- _LISTED RECORDS_
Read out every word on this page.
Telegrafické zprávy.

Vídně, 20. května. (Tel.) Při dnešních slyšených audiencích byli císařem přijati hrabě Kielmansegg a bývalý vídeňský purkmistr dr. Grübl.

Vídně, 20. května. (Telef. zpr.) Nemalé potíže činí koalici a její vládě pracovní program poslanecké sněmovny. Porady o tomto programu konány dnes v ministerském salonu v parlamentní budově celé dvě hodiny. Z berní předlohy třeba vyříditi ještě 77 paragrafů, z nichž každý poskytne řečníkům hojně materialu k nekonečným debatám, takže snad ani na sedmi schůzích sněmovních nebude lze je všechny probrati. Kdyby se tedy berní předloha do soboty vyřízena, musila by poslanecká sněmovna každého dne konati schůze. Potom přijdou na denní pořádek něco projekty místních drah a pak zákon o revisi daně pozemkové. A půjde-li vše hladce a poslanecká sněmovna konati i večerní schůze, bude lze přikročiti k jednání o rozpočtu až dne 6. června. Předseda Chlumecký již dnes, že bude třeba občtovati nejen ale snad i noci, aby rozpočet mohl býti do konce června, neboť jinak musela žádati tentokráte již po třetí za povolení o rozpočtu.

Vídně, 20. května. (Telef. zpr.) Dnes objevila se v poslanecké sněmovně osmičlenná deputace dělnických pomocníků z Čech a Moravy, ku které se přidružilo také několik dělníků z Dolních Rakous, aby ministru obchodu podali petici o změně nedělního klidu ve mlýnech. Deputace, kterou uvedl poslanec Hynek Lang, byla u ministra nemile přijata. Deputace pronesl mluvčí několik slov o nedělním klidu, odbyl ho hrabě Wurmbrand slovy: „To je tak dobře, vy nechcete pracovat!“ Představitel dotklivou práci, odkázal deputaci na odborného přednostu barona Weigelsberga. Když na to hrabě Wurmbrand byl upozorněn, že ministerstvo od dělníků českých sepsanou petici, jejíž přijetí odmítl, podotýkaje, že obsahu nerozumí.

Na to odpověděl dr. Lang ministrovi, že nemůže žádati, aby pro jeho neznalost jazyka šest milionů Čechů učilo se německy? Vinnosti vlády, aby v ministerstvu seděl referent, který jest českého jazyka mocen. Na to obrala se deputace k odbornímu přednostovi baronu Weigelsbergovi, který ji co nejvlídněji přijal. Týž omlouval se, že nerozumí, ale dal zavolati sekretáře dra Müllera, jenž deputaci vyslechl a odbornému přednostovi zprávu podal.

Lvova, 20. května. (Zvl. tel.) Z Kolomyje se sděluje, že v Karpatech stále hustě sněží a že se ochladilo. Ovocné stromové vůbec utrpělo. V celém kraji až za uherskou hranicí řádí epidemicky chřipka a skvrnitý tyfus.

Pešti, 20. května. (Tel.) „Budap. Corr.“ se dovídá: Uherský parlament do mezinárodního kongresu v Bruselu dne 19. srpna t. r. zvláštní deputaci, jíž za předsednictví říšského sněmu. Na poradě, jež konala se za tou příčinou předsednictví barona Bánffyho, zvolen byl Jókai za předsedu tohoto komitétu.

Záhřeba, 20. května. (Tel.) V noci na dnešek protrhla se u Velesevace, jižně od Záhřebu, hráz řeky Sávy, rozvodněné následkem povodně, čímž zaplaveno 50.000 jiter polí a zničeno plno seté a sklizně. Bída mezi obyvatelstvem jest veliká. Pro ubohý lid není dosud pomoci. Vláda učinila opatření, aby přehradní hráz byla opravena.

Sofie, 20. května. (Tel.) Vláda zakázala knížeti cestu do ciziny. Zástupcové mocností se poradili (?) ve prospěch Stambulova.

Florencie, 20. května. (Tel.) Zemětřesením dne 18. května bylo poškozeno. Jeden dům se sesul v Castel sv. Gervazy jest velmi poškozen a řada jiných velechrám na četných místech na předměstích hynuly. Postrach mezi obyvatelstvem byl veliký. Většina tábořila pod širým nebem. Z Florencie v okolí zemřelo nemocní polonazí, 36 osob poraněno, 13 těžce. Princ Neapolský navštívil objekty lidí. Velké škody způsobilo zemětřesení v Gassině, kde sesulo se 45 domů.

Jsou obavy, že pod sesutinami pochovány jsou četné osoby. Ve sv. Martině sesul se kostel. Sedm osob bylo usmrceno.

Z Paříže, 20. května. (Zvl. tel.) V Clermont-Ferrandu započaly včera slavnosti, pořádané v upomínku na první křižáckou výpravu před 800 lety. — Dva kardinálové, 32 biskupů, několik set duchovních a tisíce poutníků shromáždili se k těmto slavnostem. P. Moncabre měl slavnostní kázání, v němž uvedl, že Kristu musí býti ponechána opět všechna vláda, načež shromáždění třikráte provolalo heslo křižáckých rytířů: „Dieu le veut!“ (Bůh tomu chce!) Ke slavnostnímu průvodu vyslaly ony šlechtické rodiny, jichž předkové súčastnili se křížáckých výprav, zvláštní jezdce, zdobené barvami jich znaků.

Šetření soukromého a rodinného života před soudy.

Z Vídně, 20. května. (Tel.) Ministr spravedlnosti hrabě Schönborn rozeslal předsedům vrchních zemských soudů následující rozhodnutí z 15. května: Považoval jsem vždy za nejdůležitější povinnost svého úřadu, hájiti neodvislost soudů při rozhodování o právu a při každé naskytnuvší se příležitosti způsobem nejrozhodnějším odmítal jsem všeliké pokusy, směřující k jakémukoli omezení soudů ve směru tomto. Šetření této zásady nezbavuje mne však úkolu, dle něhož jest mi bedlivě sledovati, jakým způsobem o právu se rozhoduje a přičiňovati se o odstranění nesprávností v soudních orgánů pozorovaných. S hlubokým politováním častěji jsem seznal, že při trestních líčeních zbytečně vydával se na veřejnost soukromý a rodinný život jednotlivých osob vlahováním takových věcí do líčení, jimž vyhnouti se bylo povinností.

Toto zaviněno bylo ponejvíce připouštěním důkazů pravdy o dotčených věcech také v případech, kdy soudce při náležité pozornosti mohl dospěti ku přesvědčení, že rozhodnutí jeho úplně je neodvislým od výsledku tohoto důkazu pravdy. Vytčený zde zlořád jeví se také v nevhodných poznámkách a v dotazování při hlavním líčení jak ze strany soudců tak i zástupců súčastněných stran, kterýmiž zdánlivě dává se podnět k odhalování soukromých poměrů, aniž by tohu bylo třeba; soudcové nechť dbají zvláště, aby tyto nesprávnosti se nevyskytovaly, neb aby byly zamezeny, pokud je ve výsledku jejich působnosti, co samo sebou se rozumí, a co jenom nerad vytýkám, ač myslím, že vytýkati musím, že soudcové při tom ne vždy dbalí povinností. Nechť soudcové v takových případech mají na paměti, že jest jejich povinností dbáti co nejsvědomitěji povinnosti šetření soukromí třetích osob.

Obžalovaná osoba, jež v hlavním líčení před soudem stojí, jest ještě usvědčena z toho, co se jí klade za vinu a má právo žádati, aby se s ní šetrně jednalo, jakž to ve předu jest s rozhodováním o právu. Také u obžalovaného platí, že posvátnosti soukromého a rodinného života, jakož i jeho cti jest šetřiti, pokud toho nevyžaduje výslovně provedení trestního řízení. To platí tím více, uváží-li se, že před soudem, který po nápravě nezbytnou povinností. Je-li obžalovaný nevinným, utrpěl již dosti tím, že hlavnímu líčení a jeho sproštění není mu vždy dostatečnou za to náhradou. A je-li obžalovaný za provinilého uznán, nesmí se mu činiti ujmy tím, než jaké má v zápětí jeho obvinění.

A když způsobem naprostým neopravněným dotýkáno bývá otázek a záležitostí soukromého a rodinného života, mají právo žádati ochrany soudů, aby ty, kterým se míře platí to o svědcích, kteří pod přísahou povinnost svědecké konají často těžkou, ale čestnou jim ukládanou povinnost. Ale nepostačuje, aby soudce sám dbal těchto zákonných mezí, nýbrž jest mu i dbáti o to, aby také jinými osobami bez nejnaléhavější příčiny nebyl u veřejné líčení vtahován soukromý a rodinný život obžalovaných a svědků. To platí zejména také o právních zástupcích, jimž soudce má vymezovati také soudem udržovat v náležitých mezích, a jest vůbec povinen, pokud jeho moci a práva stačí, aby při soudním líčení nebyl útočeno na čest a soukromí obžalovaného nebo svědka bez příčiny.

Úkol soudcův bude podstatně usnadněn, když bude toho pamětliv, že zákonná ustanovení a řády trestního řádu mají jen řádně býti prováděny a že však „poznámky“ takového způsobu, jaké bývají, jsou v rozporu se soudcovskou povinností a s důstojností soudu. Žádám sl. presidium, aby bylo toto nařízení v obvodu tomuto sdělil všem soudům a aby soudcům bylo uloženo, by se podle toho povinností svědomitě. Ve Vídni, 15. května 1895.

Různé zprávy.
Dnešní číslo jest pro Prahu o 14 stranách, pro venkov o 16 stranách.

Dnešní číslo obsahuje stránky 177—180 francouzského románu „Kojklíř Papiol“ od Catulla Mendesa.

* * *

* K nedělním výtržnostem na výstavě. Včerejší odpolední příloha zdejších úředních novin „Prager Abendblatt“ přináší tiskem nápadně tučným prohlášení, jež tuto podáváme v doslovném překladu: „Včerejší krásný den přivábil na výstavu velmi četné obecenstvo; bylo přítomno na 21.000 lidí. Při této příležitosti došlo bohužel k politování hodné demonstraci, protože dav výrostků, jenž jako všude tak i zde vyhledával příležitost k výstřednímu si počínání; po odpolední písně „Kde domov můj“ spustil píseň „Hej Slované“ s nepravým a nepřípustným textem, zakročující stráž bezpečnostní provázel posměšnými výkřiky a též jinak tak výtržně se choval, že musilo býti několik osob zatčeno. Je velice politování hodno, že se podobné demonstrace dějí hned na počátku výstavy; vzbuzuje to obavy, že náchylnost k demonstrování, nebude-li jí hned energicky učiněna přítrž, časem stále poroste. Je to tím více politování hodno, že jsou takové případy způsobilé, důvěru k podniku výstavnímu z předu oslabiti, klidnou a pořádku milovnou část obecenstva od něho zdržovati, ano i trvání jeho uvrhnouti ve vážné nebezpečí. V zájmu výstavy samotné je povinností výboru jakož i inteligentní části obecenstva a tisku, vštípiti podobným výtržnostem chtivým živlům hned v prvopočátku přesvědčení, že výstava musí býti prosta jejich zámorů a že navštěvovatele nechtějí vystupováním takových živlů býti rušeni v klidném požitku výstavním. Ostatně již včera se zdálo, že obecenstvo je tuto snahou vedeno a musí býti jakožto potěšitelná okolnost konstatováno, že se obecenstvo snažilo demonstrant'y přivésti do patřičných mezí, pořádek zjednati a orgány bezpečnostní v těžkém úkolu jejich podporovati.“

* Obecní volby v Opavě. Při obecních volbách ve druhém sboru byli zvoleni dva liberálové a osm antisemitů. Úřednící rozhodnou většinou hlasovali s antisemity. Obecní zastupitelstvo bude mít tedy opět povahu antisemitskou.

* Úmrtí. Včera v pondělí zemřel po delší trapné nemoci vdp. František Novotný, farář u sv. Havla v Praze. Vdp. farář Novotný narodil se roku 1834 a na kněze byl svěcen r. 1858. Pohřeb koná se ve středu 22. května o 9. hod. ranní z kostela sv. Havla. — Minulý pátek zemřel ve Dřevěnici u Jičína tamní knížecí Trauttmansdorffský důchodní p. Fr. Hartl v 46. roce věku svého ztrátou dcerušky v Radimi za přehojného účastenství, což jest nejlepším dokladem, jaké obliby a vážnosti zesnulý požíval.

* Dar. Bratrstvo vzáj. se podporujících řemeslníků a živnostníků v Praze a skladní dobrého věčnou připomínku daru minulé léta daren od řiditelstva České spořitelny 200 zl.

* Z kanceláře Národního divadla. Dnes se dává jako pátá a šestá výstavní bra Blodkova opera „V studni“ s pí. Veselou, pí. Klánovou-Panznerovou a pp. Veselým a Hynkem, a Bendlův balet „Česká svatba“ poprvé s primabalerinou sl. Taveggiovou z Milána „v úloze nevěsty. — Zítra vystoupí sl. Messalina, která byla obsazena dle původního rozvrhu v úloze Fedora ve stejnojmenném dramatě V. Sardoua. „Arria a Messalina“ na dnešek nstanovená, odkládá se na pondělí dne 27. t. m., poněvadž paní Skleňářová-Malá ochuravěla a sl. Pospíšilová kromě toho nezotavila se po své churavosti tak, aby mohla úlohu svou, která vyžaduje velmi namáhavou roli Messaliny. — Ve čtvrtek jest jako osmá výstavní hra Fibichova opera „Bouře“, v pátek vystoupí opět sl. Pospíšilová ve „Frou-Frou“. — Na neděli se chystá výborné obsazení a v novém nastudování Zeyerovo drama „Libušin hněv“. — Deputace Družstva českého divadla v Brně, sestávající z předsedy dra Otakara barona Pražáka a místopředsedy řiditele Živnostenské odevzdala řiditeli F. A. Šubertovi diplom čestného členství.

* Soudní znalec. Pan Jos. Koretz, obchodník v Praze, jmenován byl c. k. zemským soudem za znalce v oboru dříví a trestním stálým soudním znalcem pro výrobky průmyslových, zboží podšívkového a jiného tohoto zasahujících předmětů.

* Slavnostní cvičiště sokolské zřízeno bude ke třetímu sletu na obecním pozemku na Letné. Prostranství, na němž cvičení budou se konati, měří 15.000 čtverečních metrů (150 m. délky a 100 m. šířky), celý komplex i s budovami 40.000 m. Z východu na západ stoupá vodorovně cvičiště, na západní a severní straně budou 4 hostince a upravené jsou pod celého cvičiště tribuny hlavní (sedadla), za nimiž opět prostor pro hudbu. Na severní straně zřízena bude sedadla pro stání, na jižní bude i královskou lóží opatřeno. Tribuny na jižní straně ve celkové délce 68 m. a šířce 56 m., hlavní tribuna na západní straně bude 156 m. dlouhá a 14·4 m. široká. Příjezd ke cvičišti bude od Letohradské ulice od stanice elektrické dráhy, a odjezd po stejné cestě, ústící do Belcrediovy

- _WHAT IS EXPECTED_
Collect the lines of the records that include the string "číslo".

- _FINISHED ANSWER_
Dnešní číslo jest pro Prahu o 14 stranách, pro venkov o 16 stranách.
Dnešní číslo obsahuje stránky 177—180 francouzského románu „Kojklíř Papiol“ od Catulla Mendesa.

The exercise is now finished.